Entries start

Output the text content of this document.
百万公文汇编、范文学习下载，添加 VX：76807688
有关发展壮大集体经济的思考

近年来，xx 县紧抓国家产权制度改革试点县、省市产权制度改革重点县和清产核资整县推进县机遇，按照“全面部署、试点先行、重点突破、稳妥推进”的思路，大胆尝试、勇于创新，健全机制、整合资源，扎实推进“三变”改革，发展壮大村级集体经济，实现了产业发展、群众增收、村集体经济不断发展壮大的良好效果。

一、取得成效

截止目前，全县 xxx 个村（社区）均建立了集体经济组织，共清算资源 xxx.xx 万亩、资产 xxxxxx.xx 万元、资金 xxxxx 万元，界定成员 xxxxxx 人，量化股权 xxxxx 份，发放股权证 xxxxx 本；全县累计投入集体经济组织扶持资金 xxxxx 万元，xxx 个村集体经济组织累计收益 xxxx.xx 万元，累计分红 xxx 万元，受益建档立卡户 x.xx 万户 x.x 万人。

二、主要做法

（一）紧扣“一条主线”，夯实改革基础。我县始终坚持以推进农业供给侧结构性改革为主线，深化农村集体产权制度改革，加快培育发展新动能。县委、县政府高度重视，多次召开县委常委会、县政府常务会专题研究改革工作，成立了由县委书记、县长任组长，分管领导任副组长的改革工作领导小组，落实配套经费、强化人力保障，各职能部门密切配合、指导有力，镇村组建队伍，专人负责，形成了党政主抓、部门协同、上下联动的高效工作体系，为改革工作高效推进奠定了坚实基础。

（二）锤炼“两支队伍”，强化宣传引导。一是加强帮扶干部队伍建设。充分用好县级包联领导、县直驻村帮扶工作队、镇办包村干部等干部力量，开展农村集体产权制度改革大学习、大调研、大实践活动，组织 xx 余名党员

Entries end

> **What to produce**
Set down the listing above in full, please, exactly as it appears.

> **Written solution**
Output the text content of this document.
百万公文汇编、范文学习下载，添加 VX：76807688
有关发展壮大集体经济的思考

近年来，xx 县紧抓国家产权制度改革试点县、省市产权制度改革重点县和清产核资整县推进县机遇，按照“全面部署、试点先行、重点突破、稳妥推进”的思路，大胆尝试、勇于创新，健全机制、整合资源，扎实推进“三变”改革，发展壮大村级集体经济，实现了产业发展、群众增收、村集体经济不断发展壮大的良好效果。

一、取得成效

截止目前，全县 xxx 个村（社区）均建立了集体经济组织，共清算资源 xxx.xx 万亩、资产 xxxxxx.xx 万元、资金 xxxxx 万元，界定成员 xxxxxx 人，量化股权 xxxxx 份，发放股权证 xxxxx 本；全县累计投入集体经济组织扶持资金 xxxxx 万元，xxx 个村集体经济组织累计收益 xxxx.xx 万元，累计分红 xxx 万元，受益建档立卡户 x.xx 万户 x.x 万人。

二、主要做法

（一）紧扣“一条主线”，夯实改革基础。我县始终坚持以推进农业供给侧结构性改革为主线，深化农村集体产权制度改革，加快培育发展新动能。县委、县政府高度重视，多次召开县委常委会、县政府常务会专题研究改革工作，成立了由县委书记、县长任组长，分管领导任副组长的改革工作领导小组，落实配套经费、强化人力保障，各职能部门密切配合、指导有力，镇村组建队伍，专人负责，形成了党政主抓、部门协同、上下联动的高效工作体系，为改革工作高效推进奠定了坚实基础。

（二）锤炼“两支队伍”，强化宣传引导。一是加强帮扶干部队伍建设。充分用好县级包联领导、县直驻村帮扶工作队、镇办包村干部等干部力量，开展农村集体产权制度改革大学习、大调研、大实践活动，组织 xx 余名党员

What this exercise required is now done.